Requirement. Omit every picture while repeating the entries exactly.

Dataset excerpts.
****

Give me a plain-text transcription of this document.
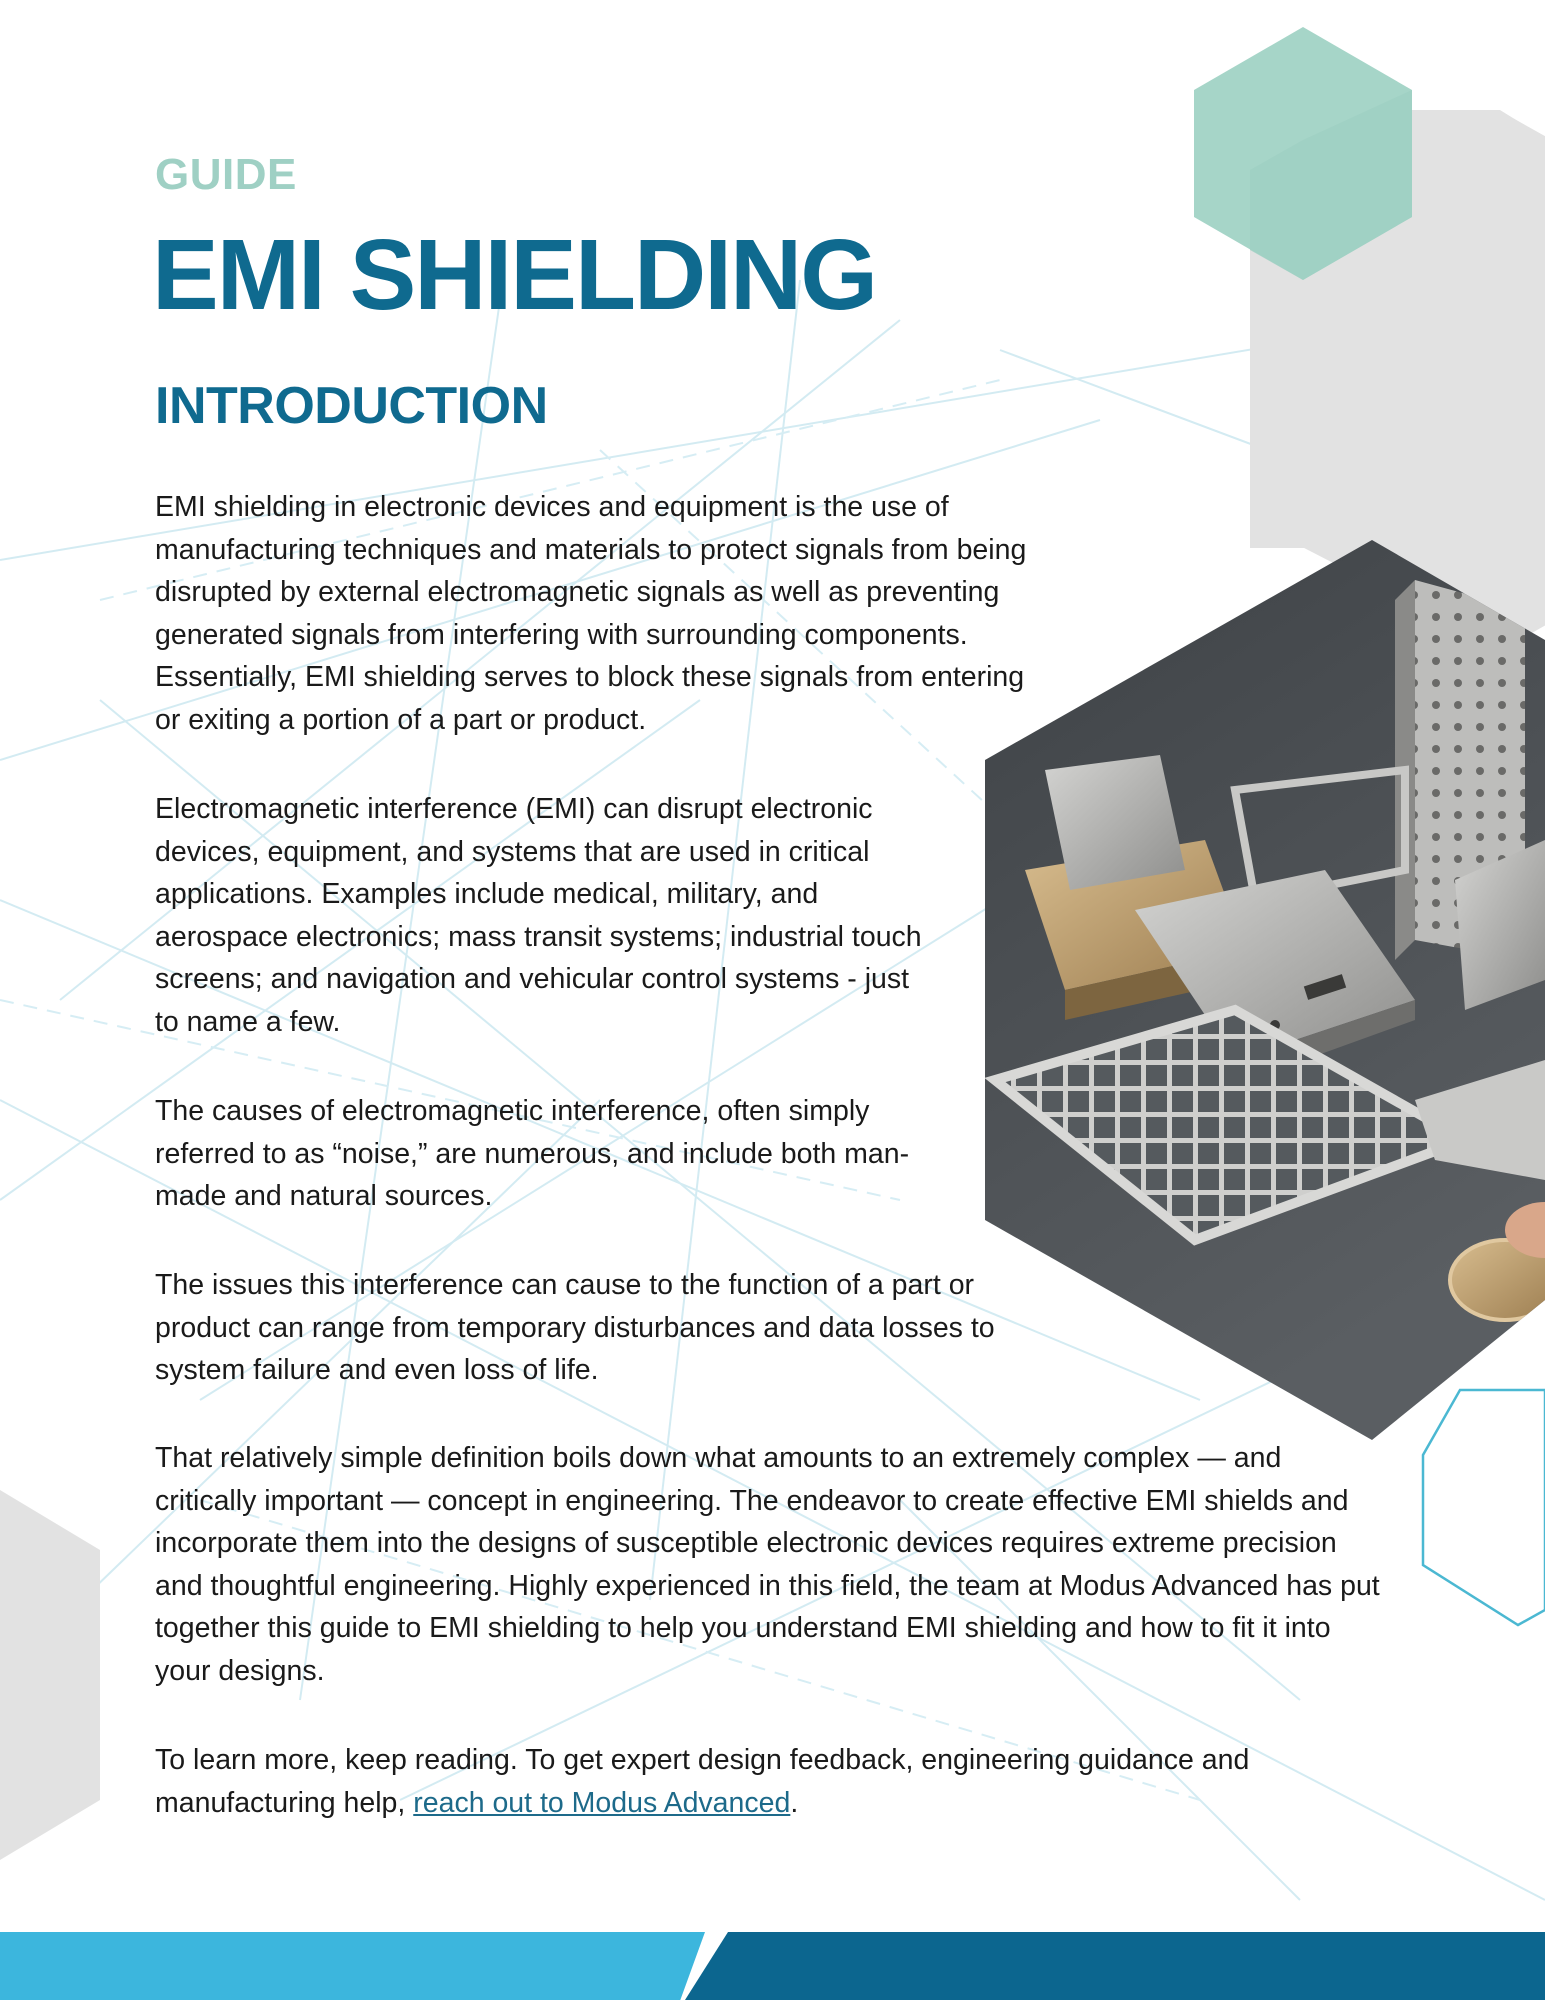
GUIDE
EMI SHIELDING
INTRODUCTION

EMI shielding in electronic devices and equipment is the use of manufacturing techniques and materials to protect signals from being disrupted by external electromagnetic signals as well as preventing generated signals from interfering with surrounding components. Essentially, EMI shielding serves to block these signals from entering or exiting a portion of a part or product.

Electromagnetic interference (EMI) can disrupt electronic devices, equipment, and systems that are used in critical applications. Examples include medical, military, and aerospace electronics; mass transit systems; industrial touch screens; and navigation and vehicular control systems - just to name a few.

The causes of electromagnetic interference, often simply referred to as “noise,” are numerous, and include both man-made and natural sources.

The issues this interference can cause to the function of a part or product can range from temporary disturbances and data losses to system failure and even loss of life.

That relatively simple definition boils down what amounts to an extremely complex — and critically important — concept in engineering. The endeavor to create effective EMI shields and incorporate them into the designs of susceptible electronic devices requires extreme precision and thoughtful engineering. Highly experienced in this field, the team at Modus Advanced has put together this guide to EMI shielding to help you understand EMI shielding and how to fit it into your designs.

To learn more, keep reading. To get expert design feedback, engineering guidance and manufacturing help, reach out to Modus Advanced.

****

The result.
Give me a plain-text transcription of this document.
GUIDE
EMI SHIELDING
INTRODUCTION

EMI shielding in electronic devices and equipment is the use of manufacturing techniques and materials to protect signals from being disrupted by external electromagnetic signals as well as preventing generated signals from interfering with surrounding components. Essentially, EMI shielding serves to block these signals from entering or exiting a portion of a part or product.

Electromagnetic interference (EMI) can disrupt electronic devices, equipment, and systems that are used in critical applications. Examples include medical, military, and aerospace electronics; mass transit systems; industrial touch screens; and navigation and vehicular control systems - just to name a few.

The causes of electromagnetic interference, often simply referred to as “noise,” are numerous, and include both man-made and natural sources.

The issues this interference can cause to the function of a part or product can range from temporary disturbances and data losses to system failure and even loss of life.

That relatively simple definition boils down what amounts to an extremely complex — and critically important — concept in engineering. The endeavor to create effective EMI shields and incorporate them into the designs of susceptible electronic devices requires extreme precision and thoughtful engineering. Highly experienced in this field, the team at Modus Advanced has put together this guide to EMI shielding to help you understand EMI shielding and how to fit it into your designs.

To learn more, keep reading. To get expert design feedback, engineering guidance and manufacturing help, reach out to Modus Advanced.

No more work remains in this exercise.